### WORK INSTRUCTIONS
a) In the transcript about the Egyptian vases, what scanning process was used on the first vase?
b) Please continue the transcript about the Egyptian vases from the point where it stops, keeping the same speaker's voice.

### SELECTED EXCERPT
#####

They stay on these sites. The sites grow up over time, they get renovated, reused, and then this stuff gets rebadged and a guy writes his name on it, and today we interpret that as like, well, he must have built it. I mean, it's the same thing. Imagine imagine Adam Young touchwood. You know, when Adam Young passes away, he wants to be buried in his mausoleum with his granite vase. Our civilization ends.
Yeah, five thousand years later, the archaeologists of the future dig up Adam's mausoleum and they see his name on it, and they see this vase and go, Adam Young must have had this vase made. I mean, it's yeah, it's we're doing the exact same thing when we say that about ancient Egypt. We have no we don't know when these things were made. So talk a bit about the technology you're using to analyze these these vases and
plates. I think it's just a viase, is what you're doing. But I heard a rumor a few months ago that now the feeling is from the group, and that's part of your area, is that they weren't necessarily used as jars. They may have had another more advanced use. YEP, so I do. Yeah, So I'll hit that bit first. I do think these were functional. I think the boxes were functional. I think a lot of the stuff we're looking at and Engineergypt was functional. It had a purpose.
We just don't know what it is. We might not have. We lack the context to view it correctly at this point, which is one of the reasons I think we should be open minded about approaching it. They were certainly used as vases by the dynastic Egyptians. I mean some of these aren't vases like they literally you can't. You have to stand them upside down. If you know, they have to come to a pointed tip. Some of them that you know, like a narrow pointed tip that they won't you have
to put them upside down. But but what happened, and I really have to also credit Adam Young again for being the driving force behind this to make He's been wanting to do this for years and when he he got a hold of you know, Alex and Nick who were metrologists who work in the aerospace industry. If you have the Alex Dunn is Alex dun Chris Dun's son and Nix Sierra, I don't know this other case engineer at the area of work
work. Yeah, it works with with Alex okay, and so they're metrologists, I mean literally their job is to analyze precision and and and use the techniques that we're using to to basically analyze these vases. So they scanned that
first phase. They scanned it with a process called structured light scanning, which is like a laser scanning process that basically maps the artifact down to within a thousands of an inch or a little little under that and it does that by you know, just basically creating a point cloud of you know, millions and millions of points and creates this artifact that then you can create, you know, an object in a in software in and then you can start to analyze
it with what's GD and T tools are geometric distancing and tolancing tools. These are industry standard tools and a technique that's used to basically look at you know, precision parts for jet engines and rocket engines. And we literally use this to in order for us to fly across the country in planes like it's the same and that the crazy thing that came out of this is that we're seeing
precision on the same level as parts that we put into jet engines. It's it's stuff that where you see you see tolerances and and levels like a single thousandth of an inch, like you know, parts being perpendicular or with roundness, concentricity. Just just absolutely amazing results coming back from it that are really only achievable today on some of our very best kind of machinery like lathes and
see and see mills and things like that. Certainly, no one's ever demonstrated that you can hit these sort of tolerances on complex oblate objects like these by hand. It's it's not no one. And now all the machinists and people that see there's these results, and people that understand machining and manufacturing, they understand this immediately. So one of my challenges has been trying to explain this to every to people that aren't in those fields, and explain what it means.

#####

### PROVIDED RECORDS
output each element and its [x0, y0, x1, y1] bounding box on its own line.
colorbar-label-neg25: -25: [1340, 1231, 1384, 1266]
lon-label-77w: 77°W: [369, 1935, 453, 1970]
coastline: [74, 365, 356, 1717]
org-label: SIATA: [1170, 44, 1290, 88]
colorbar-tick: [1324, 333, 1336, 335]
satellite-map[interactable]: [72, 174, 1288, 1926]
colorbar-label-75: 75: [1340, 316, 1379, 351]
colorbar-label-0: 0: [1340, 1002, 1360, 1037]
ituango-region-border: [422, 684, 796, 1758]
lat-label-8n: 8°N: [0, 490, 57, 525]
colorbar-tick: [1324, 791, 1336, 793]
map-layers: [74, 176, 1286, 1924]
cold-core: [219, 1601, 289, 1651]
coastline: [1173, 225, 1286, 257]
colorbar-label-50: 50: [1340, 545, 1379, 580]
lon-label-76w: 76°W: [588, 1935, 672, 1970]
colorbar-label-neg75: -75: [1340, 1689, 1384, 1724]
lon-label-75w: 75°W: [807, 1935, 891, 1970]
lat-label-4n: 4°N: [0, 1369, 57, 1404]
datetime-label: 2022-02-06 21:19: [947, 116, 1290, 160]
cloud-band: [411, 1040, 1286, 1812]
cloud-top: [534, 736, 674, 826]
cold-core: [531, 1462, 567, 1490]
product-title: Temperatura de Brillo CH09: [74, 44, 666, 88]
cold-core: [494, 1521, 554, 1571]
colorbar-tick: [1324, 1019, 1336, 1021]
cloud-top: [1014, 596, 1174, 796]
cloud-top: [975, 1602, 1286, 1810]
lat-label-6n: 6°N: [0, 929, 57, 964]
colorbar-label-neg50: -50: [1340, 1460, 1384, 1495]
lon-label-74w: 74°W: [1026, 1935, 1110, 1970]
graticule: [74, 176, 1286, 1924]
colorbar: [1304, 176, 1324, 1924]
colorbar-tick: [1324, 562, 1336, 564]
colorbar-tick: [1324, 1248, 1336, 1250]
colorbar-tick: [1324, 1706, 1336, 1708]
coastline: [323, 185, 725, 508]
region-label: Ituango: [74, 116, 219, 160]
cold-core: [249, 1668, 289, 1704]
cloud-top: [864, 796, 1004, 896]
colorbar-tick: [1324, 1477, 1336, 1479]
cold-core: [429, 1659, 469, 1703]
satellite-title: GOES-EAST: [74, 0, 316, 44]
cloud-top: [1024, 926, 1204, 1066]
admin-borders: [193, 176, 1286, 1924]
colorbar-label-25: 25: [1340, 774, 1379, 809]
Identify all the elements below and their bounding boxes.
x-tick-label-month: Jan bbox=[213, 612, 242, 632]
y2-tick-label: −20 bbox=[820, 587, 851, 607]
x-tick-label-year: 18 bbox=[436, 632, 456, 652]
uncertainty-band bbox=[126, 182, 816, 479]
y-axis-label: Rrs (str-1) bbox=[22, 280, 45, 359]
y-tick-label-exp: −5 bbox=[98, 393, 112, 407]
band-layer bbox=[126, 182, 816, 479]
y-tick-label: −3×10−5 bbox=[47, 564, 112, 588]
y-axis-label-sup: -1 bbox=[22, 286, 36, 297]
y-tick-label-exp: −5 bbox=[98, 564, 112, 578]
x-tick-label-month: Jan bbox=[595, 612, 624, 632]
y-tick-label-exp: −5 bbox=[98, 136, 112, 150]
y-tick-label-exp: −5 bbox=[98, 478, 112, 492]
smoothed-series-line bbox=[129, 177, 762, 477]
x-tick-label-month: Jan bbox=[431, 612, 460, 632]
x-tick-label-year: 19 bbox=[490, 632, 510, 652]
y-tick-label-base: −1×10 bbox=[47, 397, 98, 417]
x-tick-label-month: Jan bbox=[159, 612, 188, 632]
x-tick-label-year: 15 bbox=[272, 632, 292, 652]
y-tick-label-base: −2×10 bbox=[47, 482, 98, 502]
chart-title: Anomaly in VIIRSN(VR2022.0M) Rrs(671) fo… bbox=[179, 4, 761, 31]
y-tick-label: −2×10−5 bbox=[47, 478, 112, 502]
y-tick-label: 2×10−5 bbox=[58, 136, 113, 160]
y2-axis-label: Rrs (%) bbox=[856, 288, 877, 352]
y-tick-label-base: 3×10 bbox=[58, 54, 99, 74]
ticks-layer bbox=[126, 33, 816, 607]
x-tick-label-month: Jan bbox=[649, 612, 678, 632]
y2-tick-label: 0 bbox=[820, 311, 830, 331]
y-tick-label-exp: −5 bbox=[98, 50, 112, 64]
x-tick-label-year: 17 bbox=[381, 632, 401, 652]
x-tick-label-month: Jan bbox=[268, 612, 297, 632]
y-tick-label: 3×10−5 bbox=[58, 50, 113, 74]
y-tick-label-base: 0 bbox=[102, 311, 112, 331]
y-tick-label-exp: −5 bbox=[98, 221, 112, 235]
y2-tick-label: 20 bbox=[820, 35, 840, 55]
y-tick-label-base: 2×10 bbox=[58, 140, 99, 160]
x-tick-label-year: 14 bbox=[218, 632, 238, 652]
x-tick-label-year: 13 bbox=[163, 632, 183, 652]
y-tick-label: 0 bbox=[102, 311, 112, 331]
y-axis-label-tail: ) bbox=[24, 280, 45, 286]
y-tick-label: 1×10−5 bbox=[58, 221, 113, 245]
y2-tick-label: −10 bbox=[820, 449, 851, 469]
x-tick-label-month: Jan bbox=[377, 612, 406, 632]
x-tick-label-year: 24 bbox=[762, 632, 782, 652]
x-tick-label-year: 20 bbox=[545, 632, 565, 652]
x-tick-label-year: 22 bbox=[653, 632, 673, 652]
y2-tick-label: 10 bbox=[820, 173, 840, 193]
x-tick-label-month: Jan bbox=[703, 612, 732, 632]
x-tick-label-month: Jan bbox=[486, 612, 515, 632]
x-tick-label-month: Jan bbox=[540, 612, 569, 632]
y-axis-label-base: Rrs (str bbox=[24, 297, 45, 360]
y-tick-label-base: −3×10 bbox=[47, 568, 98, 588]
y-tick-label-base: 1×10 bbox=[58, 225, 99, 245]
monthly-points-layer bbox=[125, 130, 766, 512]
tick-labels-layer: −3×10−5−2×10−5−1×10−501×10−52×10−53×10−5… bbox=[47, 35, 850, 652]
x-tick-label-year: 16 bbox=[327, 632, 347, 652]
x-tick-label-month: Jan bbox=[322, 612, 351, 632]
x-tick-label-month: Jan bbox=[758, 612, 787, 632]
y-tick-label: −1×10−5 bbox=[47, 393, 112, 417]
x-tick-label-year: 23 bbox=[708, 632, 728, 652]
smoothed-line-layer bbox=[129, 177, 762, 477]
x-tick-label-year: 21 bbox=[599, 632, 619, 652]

#####

### EXPECTED RESPONSES
a) Structured light scanning.

b)
But it's been truly remarkable results came out of this first phase. And then we've through guys like Matt Bell and his acquisitions of vases, We've we've had access to many more vases he's now he's got a huge collection now and we've seen we've seen vases of similar precision and even better like there's there's I think he has at this point one where I think the average the average deviation across all of the measurements that they've taken on that vases between one and two
thousands of an inch, which is remarkable. I think your average on that on that original vase from Adam might be between five and six or seven thousands. Some measurements are very low, some are a little higher, but this we see some we've seen some remarkable artifacts. And the really cool thing about this is that you know, there's garnded some attention, and there's been some interest from universities in Egypt who have engineers and egyptologists on stuff, and they
have access to museums. They're already doing photogrammetry and light out scanning of artifacts for like virtual reality, so you can look at an object on the web or whatever. And they're interested in this process and this technique, and I'm very hopeful that they'll be able to get into some museums and start to expand that data set looking at artifacts that are in museums. Similar story with the Petrie Museum. I'm hopeful to get into the Flinder's Petrie Museum that's on the
University College of London. I saw it yet two years ago. It's got a few really good pieces. But hey, my point on this precision, ben is are we looking at houseware or are these parts to a machine? Yeah? I don't think they're houseware. I don't think these are just made to be vases. I don't think you need so there's a relationship between precision
and function. You don't develop precision unless you're chasing function. However, once you have a manufacturing system that delivers precision, then that's kind of what you get. It's the reason why our toasters are so well made today, our car panels fit so much better together than they did in the nineteen sixties. Our manufacturing systems just deliver precision. But the reason that precision was developed was
to chase a particular function. I think these vases were something else that potentially parts of larger machines. I think one of the concept that they might have been resonators is an interesting one, and actually I know there's some testing underway to sort of test resonance in these vases. My intuition about them is that they're functional. I look at them, a lot of them with lug handles.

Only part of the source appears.